Aim: Single out the lines that include the word "subtitle". Copy them.

Supplied data:
◆ ◆ ◆ ◆ ◆ ◆ ◆
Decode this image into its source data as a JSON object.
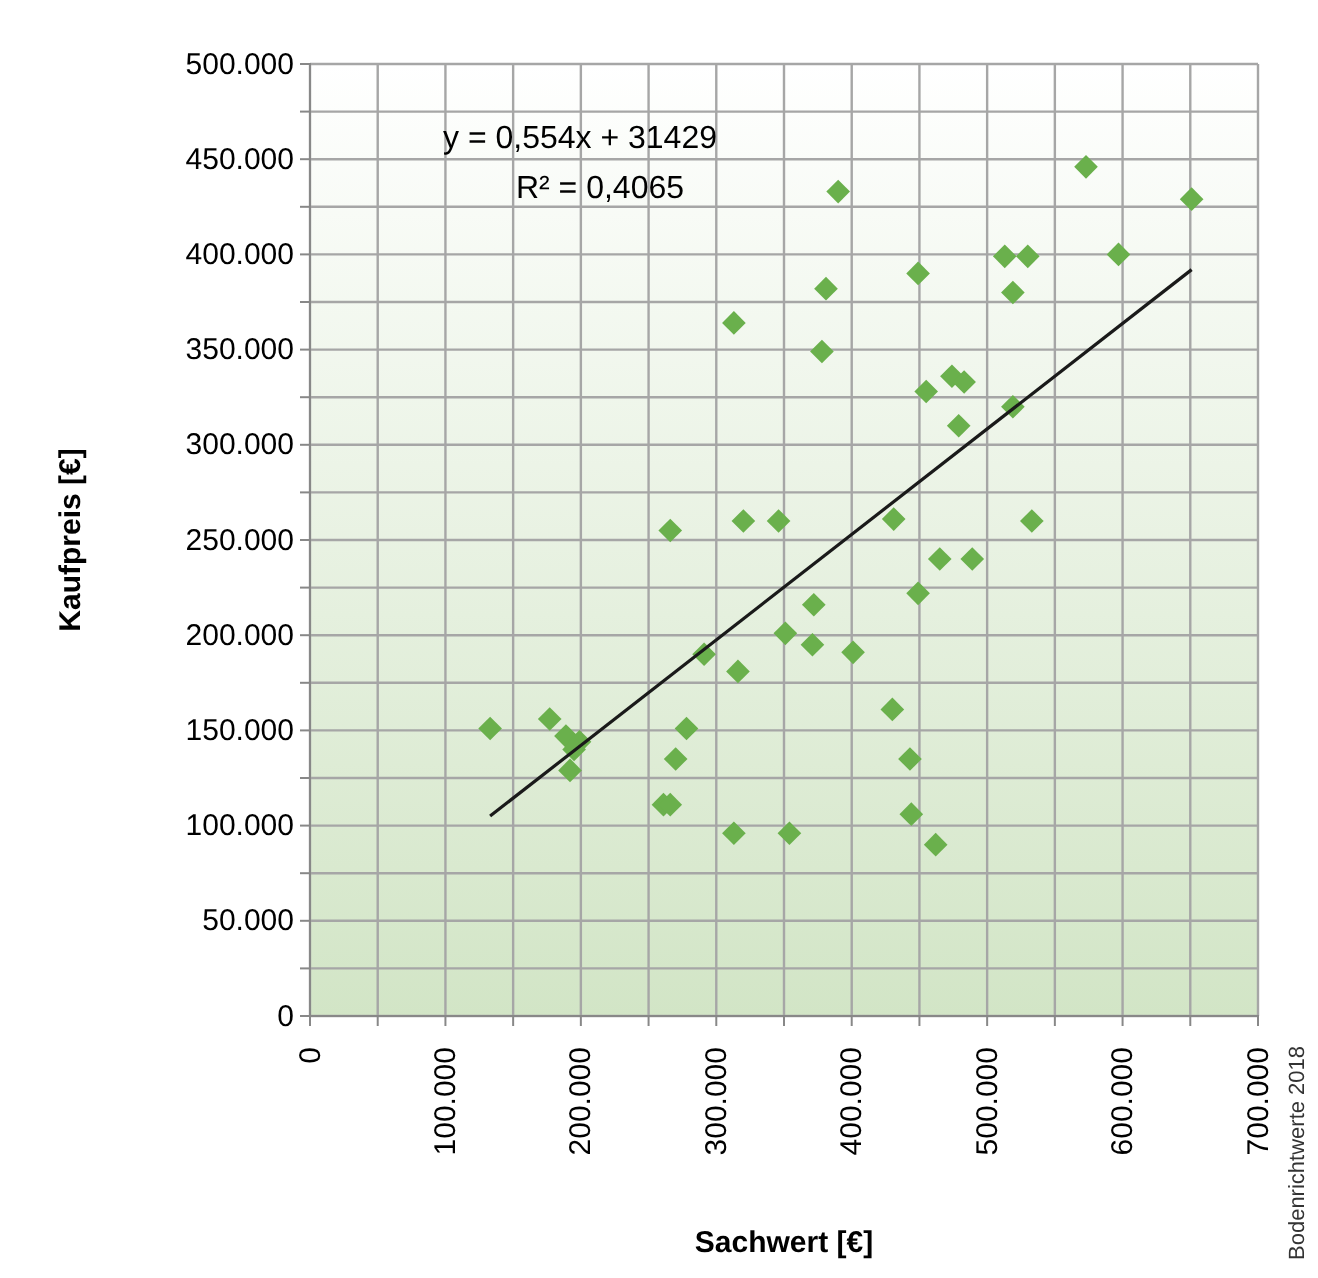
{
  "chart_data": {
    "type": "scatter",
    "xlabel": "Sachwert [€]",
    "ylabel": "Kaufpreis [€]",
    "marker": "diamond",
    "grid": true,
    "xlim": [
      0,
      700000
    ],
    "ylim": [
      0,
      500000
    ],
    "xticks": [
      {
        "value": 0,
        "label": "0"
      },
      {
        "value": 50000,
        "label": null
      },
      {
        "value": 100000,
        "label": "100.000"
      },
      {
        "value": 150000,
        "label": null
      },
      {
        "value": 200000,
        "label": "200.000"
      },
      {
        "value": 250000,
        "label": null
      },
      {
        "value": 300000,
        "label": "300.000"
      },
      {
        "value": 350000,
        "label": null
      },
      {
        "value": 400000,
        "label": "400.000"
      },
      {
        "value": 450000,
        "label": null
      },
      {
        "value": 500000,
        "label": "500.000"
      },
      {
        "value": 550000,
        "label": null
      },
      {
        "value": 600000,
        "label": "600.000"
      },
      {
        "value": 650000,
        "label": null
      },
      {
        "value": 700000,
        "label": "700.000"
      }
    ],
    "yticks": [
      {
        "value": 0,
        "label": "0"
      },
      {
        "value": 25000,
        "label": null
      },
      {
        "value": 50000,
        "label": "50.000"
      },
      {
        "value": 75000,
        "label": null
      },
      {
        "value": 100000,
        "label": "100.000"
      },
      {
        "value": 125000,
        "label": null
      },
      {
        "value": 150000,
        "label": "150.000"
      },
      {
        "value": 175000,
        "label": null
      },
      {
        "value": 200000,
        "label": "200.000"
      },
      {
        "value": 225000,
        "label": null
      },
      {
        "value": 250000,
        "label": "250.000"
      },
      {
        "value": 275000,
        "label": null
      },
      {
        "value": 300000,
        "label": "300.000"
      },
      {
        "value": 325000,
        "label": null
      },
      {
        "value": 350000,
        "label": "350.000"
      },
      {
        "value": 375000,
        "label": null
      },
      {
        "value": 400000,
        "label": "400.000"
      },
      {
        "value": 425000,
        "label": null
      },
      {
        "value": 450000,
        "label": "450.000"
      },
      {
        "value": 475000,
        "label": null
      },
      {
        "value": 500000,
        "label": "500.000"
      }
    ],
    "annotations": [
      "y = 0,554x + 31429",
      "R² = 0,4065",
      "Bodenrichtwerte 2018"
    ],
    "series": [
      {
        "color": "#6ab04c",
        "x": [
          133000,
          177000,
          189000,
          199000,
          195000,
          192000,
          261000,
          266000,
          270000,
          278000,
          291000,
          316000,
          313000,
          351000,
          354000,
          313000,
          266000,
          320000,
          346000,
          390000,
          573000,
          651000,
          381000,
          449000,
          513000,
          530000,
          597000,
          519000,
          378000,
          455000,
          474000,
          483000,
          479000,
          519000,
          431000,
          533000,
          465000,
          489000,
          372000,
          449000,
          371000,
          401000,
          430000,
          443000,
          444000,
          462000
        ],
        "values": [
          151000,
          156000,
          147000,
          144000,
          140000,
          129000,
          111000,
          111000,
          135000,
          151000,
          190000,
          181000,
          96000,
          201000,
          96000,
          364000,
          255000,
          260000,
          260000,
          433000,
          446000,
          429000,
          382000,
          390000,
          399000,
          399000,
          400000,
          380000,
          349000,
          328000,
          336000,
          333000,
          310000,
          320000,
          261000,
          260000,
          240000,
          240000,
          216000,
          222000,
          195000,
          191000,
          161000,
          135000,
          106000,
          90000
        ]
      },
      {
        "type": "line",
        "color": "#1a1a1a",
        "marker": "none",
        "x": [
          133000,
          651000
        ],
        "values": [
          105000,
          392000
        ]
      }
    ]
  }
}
◆ ◆ ◆ ◆ ◆ ◆ ◆
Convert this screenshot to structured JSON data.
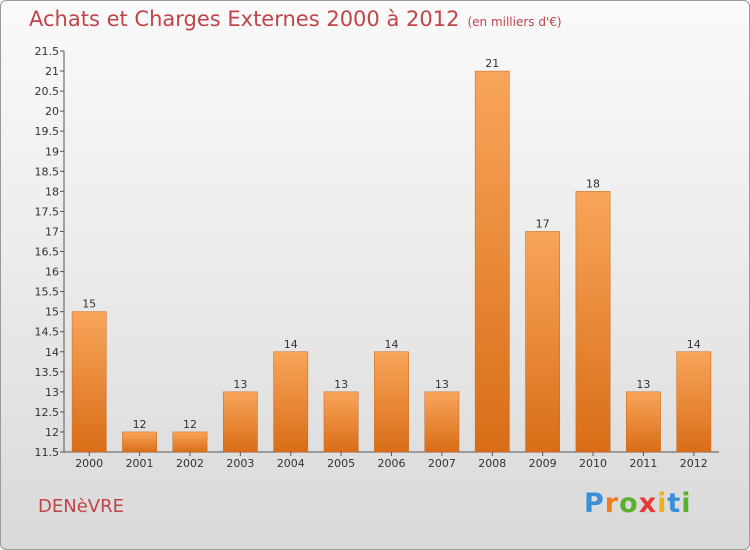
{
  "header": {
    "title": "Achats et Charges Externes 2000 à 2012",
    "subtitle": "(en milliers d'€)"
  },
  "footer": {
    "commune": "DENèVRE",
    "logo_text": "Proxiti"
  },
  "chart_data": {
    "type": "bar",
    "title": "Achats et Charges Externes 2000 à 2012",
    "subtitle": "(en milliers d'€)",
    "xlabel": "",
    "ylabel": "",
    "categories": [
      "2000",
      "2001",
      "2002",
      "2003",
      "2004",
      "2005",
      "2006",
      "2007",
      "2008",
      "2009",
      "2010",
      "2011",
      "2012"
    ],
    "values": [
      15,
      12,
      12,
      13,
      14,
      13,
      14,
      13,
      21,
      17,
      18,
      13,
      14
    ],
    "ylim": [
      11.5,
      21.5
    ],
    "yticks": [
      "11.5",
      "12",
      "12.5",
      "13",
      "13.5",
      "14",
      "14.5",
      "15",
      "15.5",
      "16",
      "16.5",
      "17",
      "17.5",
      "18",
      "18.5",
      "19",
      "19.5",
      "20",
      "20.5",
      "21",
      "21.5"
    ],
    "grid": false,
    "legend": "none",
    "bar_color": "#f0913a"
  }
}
◆ ◆ ◆ ◆ ◆ ◆ ◆
Solution to this task:
    "subtitle": "(en milliers d'€)"
    "subtitle": "(en milliers d'€)",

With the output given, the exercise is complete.